Records from a collection

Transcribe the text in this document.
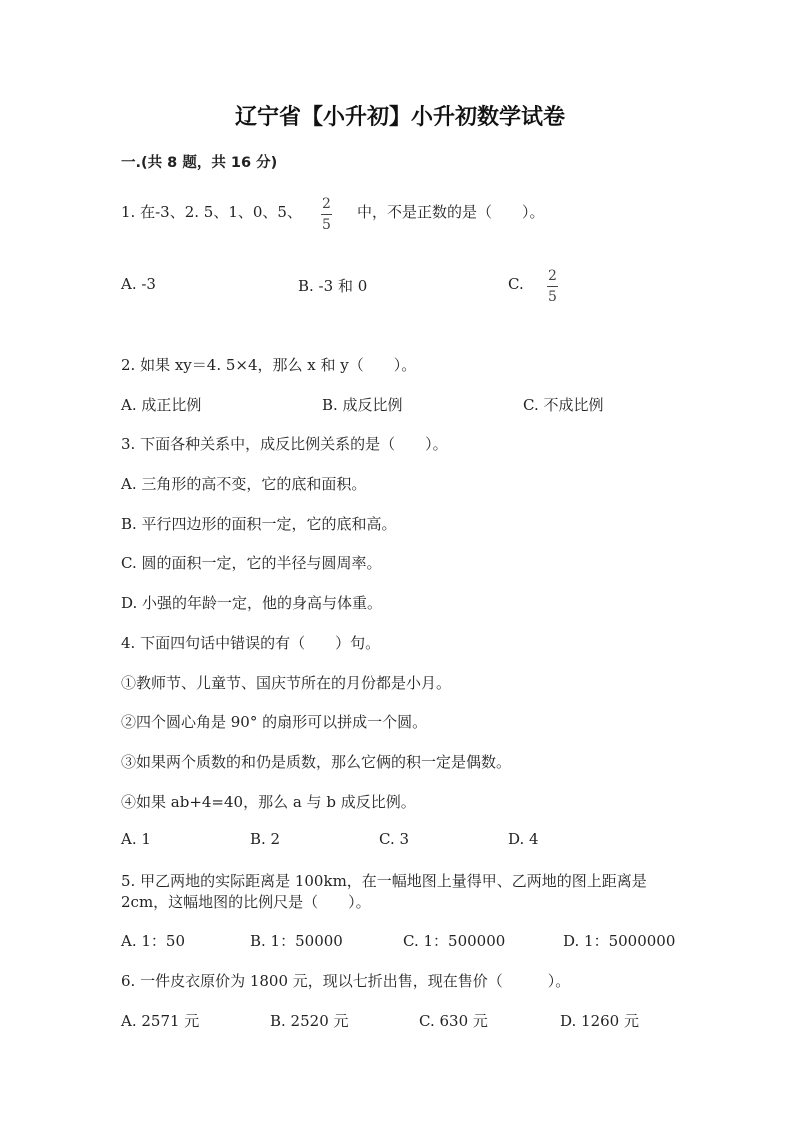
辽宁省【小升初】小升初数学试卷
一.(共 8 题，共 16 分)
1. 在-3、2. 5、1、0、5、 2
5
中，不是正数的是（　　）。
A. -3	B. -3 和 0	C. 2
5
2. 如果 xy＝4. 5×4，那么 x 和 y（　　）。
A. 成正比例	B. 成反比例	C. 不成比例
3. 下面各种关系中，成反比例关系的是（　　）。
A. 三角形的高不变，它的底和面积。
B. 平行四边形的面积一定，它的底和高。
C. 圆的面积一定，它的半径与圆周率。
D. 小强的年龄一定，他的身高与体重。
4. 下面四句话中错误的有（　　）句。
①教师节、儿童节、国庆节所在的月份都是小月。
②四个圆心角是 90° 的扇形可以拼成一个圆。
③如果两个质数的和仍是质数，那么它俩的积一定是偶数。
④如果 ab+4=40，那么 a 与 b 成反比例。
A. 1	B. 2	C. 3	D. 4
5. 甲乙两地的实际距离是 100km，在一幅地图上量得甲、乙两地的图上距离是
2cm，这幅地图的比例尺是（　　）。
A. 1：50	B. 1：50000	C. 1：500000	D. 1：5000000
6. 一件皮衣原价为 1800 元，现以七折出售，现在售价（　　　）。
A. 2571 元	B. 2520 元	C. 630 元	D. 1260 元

--

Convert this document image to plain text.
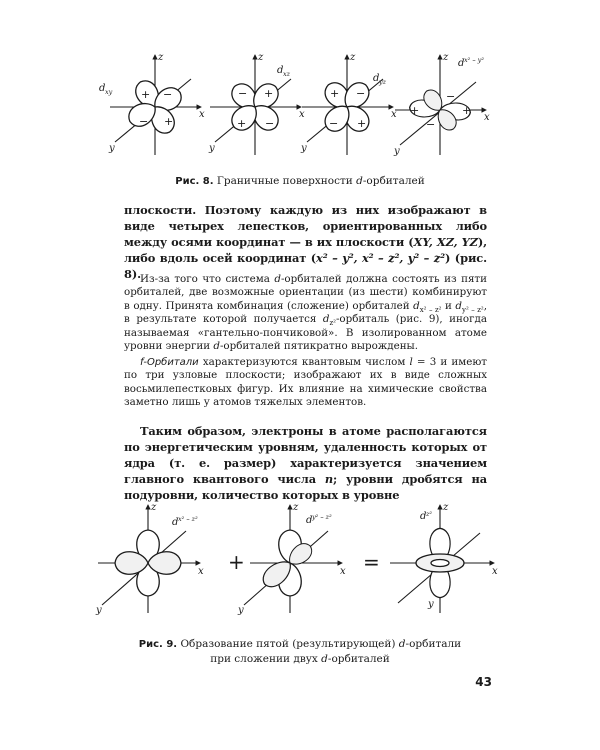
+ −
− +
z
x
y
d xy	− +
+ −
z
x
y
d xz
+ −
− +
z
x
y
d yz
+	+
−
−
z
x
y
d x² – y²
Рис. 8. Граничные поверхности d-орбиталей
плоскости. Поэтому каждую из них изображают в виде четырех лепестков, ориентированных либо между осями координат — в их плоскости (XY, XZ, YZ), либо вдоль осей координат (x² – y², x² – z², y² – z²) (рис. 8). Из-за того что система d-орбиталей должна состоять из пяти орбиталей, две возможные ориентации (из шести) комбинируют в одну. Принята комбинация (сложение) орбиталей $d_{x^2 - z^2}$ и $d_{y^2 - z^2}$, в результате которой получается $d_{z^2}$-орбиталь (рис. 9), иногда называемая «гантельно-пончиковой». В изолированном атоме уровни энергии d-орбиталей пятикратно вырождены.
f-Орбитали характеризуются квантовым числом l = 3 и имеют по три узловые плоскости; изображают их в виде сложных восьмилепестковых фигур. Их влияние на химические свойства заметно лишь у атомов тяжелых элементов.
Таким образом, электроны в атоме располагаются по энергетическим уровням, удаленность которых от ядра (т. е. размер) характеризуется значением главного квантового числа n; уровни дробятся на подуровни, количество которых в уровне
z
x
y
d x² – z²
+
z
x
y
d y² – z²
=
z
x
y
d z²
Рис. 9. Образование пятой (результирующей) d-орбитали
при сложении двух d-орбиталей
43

---

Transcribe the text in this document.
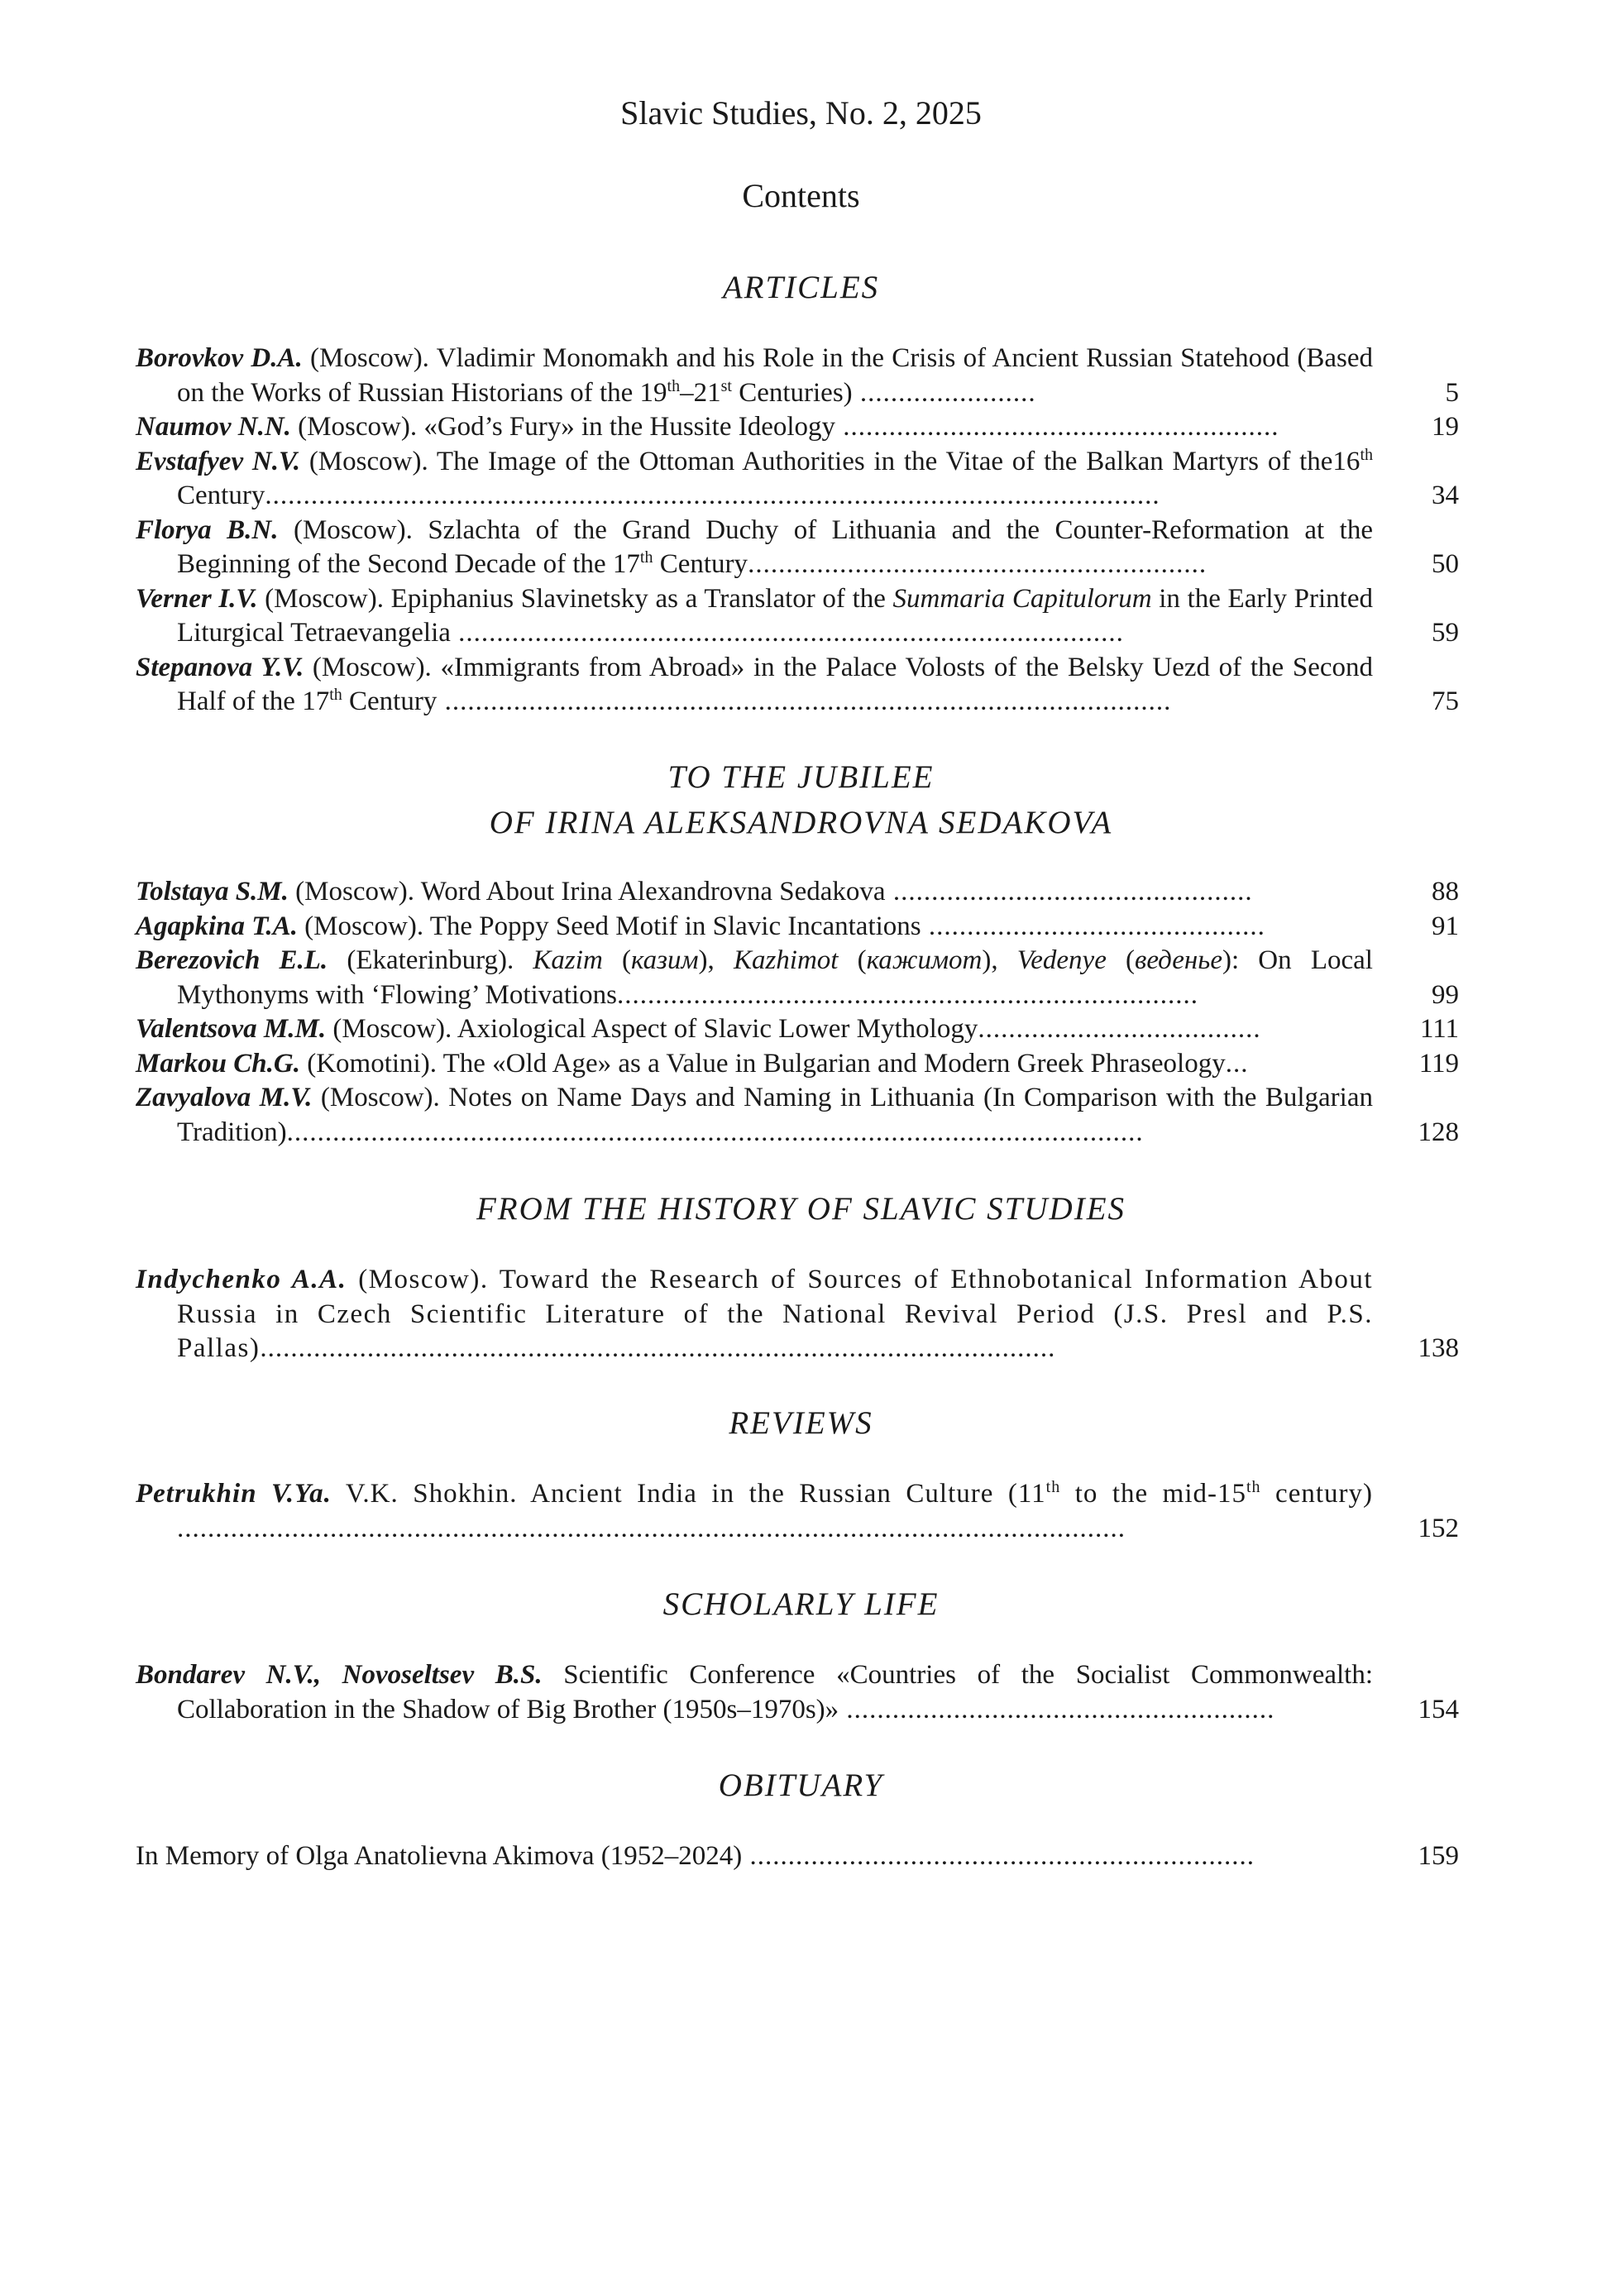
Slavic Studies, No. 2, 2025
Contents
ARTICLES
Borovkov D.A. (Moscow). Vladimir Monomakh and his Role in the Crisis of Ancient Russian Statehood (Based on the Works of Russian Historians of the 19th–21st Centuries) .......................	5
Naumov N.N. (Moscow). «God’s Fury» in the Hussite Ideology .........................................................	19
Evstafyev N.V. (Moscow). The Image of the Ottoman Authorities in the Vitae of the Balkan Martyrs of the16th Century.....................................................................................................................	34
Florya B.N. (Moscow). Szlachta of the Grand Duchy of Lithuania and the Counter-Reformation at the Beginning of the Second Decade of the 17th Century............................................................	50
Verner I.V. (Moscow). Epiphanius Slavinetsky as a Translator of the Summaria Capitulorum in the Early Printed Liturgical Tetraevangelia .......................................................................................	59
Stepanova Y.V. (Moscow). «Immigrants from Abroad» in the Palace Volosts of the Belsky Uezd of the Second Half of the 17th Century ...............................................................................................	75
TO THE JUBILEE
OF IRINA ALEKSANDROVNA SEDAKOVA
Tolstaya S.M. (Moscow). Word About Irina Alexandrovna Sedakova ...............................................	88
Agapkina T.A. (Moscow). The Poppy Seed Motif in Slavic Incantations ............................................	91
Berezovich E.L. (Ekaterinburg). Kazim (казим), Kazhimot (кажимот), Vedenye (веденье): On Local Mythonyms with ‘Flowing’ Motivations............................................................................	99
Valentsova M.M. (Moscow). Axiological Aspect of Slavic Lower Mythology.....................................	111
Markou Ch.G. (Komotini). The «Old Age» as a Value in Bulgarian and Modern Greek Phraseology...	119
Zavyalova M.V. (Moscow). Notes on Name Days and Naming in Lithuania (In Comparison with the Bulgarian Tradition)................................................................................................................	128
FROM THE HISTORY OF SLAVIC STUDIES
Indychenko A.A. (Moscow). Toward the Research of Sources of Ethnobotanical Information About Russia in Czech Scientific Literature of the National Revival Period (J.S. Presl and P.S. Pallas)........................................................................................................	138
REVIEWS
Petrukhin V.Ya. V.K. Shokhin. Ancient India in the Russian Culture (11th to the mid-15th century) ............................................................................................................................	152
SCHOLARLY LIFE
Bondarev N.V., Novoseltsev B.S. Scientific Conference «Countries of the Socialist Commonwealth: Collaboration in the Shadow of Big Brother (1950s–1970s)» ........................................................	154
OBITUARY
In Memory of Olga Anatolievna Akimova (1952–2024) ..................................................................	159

### [Problem details]
Identify the lines of the entries containing the string "Lithuania". Copy each such line.

### [Response]
Florya B.N. (Moscow). Szlachta of the Grand Duchy of Lithuania and the Counter-Reformation at the Beginning of the Second Decade of the 17th Century............................................................	50
Zavyalova M.V. (Moscow). Notes on Name Days and Naming in Lithuania (In Comparison with the Bulgarian Tradition)................................................................................................................	128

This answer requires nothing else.